→ Consigne
Recopiez à l'identique le passage de l'entretien sur le festival Pocket Films qui commence par « Benoît Labourdette : Au » et se poursuit jusqu'à « Festival Pocket Films. ».

── Extrait du texte ──

Le Forum des Images est connu pour investiguer dans le domaine de la création et de la diffusion. Comment est apparu le festival Pocket Films ?
Benoît Labourdette : Au Forum, on a senti qu’un phénomène naissait avec l’apparition des téléphones portables. À chaque fois qu’une nouvelle technologie surgit, elle génère, entre autres, des usages chez les gens. Très tôt, on s’est rendu compte que l’usage du portable était massif : les gens filment, mettent leurs images sur YouTube ou Dailymotion et s’échangent des vidéos. Ils se sont emparés de l’outil et produisent continuellement un certain type d’images parmi lesquelles on trouve des films de famille, des souvenirs personnels, mais aussi des films violents comme les happy slapping. Moins nombreux sont les films qui, à l’instar du cinéma et de l’art en général, ont pour objet de créer quelque chose et de le donner à un spectateur potentiel. Ce sont ces films en lien avec les autres que nous souhaitons diffuser au Festival Pocket Films.
À partir du moment où chacun a un téléphone dans sa poche et est producteur potentiel d’images, le cinéma est-il pour autant à la portée de tous ?
Non, il ne s’agit pas de dire qu’on est tous réalisateurs : une telle idée serait démagogique. Avant l’émergence des téléphones, il y a eu celle des caméscopes. En France, il y avait 5 millions de caméscopes et on ne comptait pas pour autant 5 millions de cinéastes. Là où on est davantage concerné, c’est que le phénomène et l’usage du portable se sont généralisés. Personnellement, je pense qu’il y a un enjeu éducatif très important dans cet outil étant donné qu’aujourd’hui, l’image est omniprésente, d’autant plus que les gens la produisent et la diffusent. Avant 2005, cette situation n’existait pas : je pouvais filmer, mais je ne pouvais pas diffuser mes images, alors qu’aujourd’hui, je mets mon film sur Youtube, et tout le monde peut le voir. Cette nouvelle situation fait que chacun a une responsabilité plus importante. Pourquoi ? Parce que filmer quelque chose n’est pas un geste anodin : filmer, c’est avoir une action sur le réel par l’image, ce n’est pas regarder mais agir.
Dans quelle mesure avez-vous un rôle à jouer vis-à-vis des jeunes ?

───
── Données enregistrées ──

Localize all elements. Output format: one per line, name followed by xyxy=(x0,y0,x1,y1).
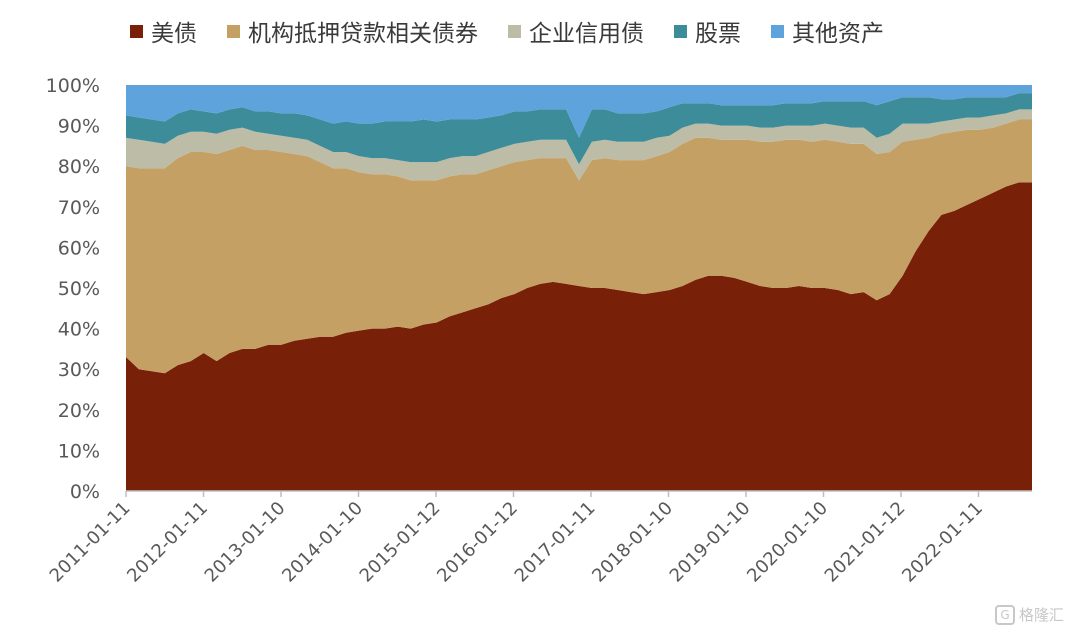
x-axis: 2011-01-112012-01-112013-01-102014-01-10… xyxy=(46,490,1032,587)
y-tick-label: 100% xyxy=(46,75,100,97)
legend-swatch-other-assets xyxy=(771,24,784,38)
x-tick-label: 2015-01-12 xyxy=(356,498,445,587)
legend-item-agency-mbs: 机构抵押贷款相关债券 xyxy=(227,14,478,48)
area-series-0 xyxy=(126,182,1032,491)
y-tick-label: 0% xyxy=(70,481,100,503)
legend-label-agency-mbs: 机构抵押贷款相关债券 xyxy=(248,21,478,47)
legend-item-other-assets: 其他资产 xyxy=(771,14,884,48)
area-series-group xyxy=(126,85,1032,491)
y-tick-label: 50% xyxy=(58,278,100,300)
y-tick-label: 80% xyxy=(58,156,100,178)
legend-label-treasuries: 美债 xyxy=(151,21,197,47)
area-series-4 xyxy=(126,85,1032,138)
y-tick-label: 60% xyxy=(58,237,100,259)
legend-swatch-corporate-bonds xyxy=(508,24,521,38)
y-tick-label: 10% xyxy=(58,440,100,462)
x-tick-label: 2014-01-10 xyxy=(278,498,367,587)
x-tick-label: 2013-01-10 xyxy=(201,498,290,587)
area-series-3 xyxy=(126,93,1032,165)
g-logo-icon: G xyxy=(994,604,1015,625)
y-tick-label: 90% xyxy=(58,116,100,138)
x-tick-label: 2018-01-10 xyxy=(588,498,677,587)
area-series-1 xyxy=(126,119,1032,374)
y-axis-ticks: 0% 10% 20% 30% 40% 50% 60% 70% 80% 90% 100% xyxy=(46,75,100,503)
y-tick-label: 20% xyxy=(58,400,100,422)
y-tick-label: 30% xyxy=(58,359,100,381)
x-tick-label: 2017-01-11 xyxy=(511,498,600,587)
legend-item-equities: 股票 xyxy=(674,14,741,48)
legend-item-corporate-bonds: 企业信用债 xyxy=(508,14,644,48)
y-tick-label: 70% xyxy=(58,197,100,219)
x-tick-label: 2016-01-12 xyxy=(433,498,522,587)
legend-label-corporate-bonds: 企业信用债 xyxy=(529,21,644,47)
legend-swatch-agency-mbs xyxy=(227,24,240,38)
x-tick-label: 2021-01-12 xyxy=(821,498,910,587)
watermark: G 格隆汇 xyxy=(994,604,1064,625)
y-tick-label: 40% xyxy=(58,319,100,341)
legend: 美债 机构抵押贷款相关债券 企业信用债 股票 其他资产 xyxy=(130,14,884,48)
legend-label-other-assets: 其他资产 xyxy=(792,21,884,47)
x-tick-label: 2012-01-11 xyxy=(123,498,212,587)
watermark-text: 格隆汇 xyxy=(1018,606,1064,624)
legend-swatch-treasuries xyxy=(130,24,143,38)
legend-item-treasuries: 美债 xyxy=(130,14,197,48)
x-tick-label: 2011-01-11 xyxy=(46,498,135,587)
area-series-2 xyxy=(126,109,1032,181)
x-tick-label: 2019-01-10 xyxy=(666,498,755,587)
legend-label-equities: 股票 xyxy=(695,21,741,47)
x-tick-label: 2022-01-11 xyxy=(898,498,987,587)
legend-swatch-equities xyxy=(674,24,687,38)
x-tick-label: 2020-01-10 xyxy=(743,498,832,587)
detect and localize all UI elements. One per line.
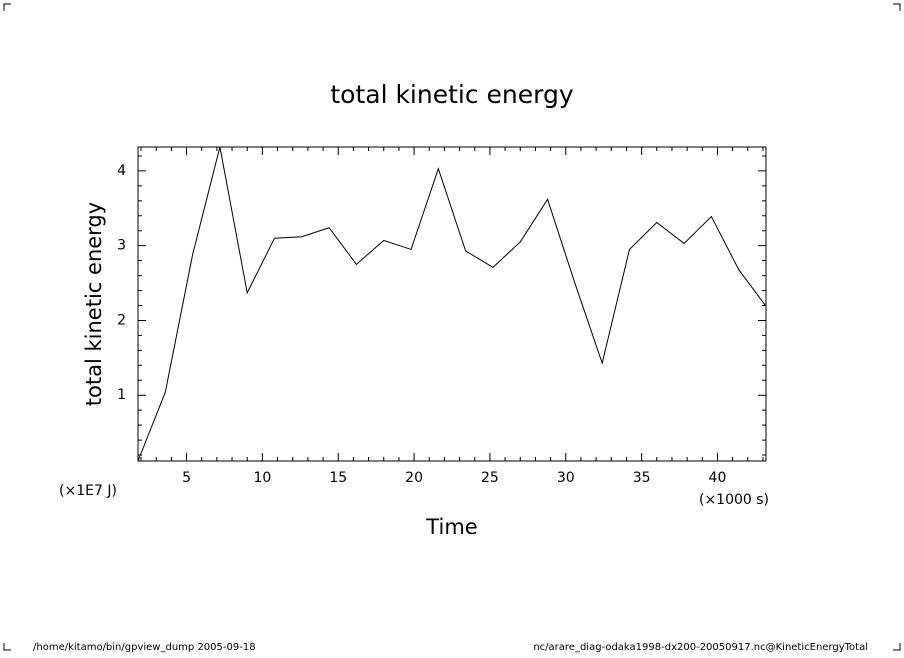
line (137, 146, 767, 462)
footer-left: /home/kitamo/bin/gpview_dump 2005-09-18 (33, 642, 256, 653)
x-tick-label: 40 (709, 470, 727, 486)
x-tick-label: 10 (253, 470, 271, 486)
x-tick-label: 25 (481, 470, 499, 486)
y-tick-label: 3 (117, 238, 126, 254)
y-unit-label: (×1E7 J) (59, 483, 117, 499)
x-axis-label: Time (425, 515, 477, 539)
x-tick-label: 5 (182, 470, 191, 486)
x-tick-label: 35 (633, 470, 651, 486)
y-tick-label: 1 (117, 387, 126, 403)
y-axis-label: total kinetic energy (82, 202, 106, 406)
y-tick-label: 4 (117, 163, 126, 179)
x-tick-label: 20 (405, 470, 423, 486)
y-tick-label: 2 (117, 312, 126, 328)
footer-right: nc/arare_diag-odaka1998-dx200-20050917.n… (533, 642, 868, 653)
x-tick-label: 15 (329, 470, 347, 486)
chart-title: total kinetic energy (330, 80, 574, 109)
x-tick-label: 30 (557, 470, 575, 486)
x-unit-label: (×1000 s) (699, 492, 769, 508)
plot-frame (137, 146, 767, 462)
corner-marks (3, 3, 901, 651)
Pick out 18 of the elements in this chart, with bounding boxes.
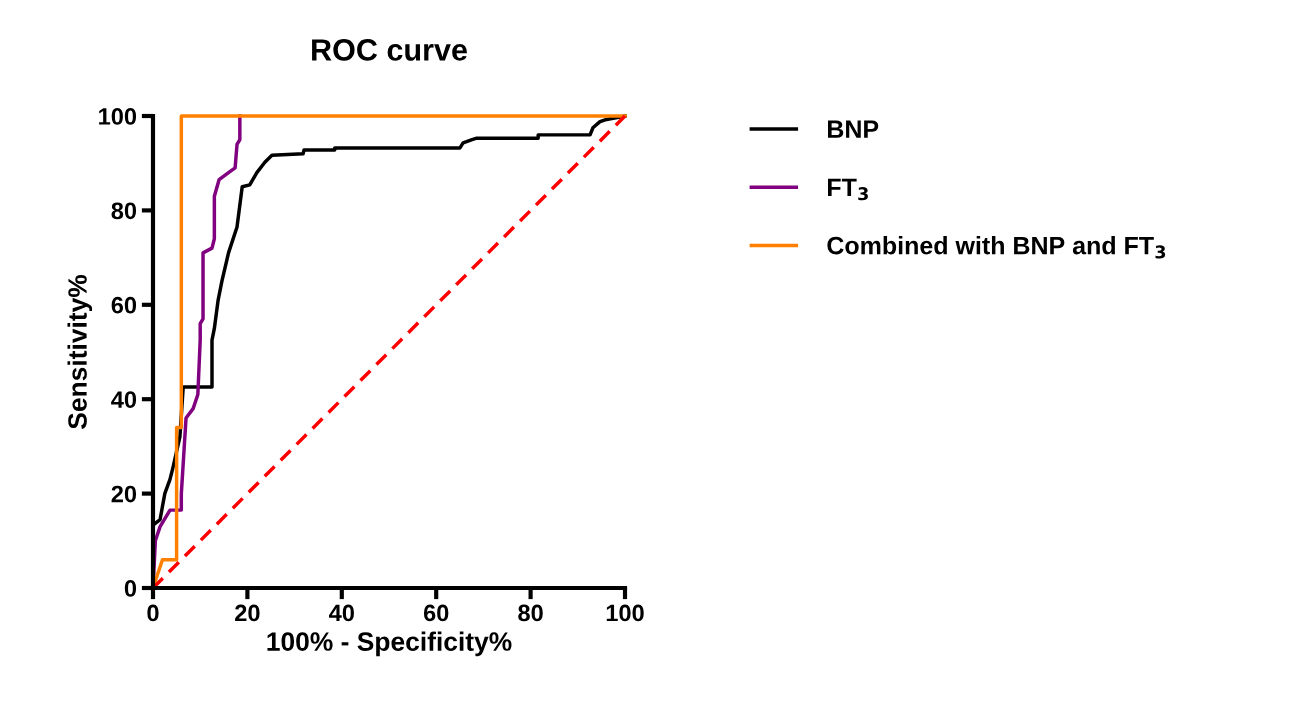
y-tick-label: 40 [111,391,137,408]
legend-label: BNP [828,120,879,138]
x-axis-title: 100% - Specificity% [267,631,512,657]
x-tick-label: 60 [423,604,449,622]
x-tick-label: 80 [518,604,543,622]
x-tick-label: 0 [147,604,159,622]
x-tick-label: 40 [329,604,354,622]
chart-title: ROC curve [312,39,467,61]
y-tick-label: 0 [124,580,137,597]
x-tick-label: 100 [606,604,644,622]
x-tick-label: 20 [235,604,260,622]
y-tick-label: 20 [111,485,137,503]
y-tick-label: 60 [111,296,137,314]
legend-label: FT$_{3}$ [828,178,868,201]
y-tick-label: 100 [99,108,137,125]
legend-label: Combined with BNP and FT$_{3}$ [827,236,1166,259]
y-tick-label: 80 [111,202,137,220]
y-axis-title: Sensitivity% [67,274,93,429]
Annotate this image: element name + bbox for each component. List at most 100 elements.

───

→ Corrigé
Benoît Labourdette : Au Forum, on a senti qu’un phénomène naissait avec l’apparition des téléphones portables. À chaque fois qu’une nouvelle technologie surgit, elle génère, entre autres, des usages chez les gens. Très tôt, on s’est rendu compte que l’usage du portable était massif : les gens filment, mettent leurs images sur YouTube ou Dailymotion et s’échangent des vidéos. Ils se sont emparés de l’outil et produisent continuellement un certain type d’images parmi lesquelles on trouve des films de famille, des souvenirs personnels, mais aussi des films violents comme les happy slapping. Moins nombreux sont les films qui, à l’instar du cinéma et de l’art en général, ont pour objet de créer quelque chose et de le donner à un spectateur potentiel. Ce sont ces films en lien avec les autres que nous souhaitons diffuser au Festival Pocket Films.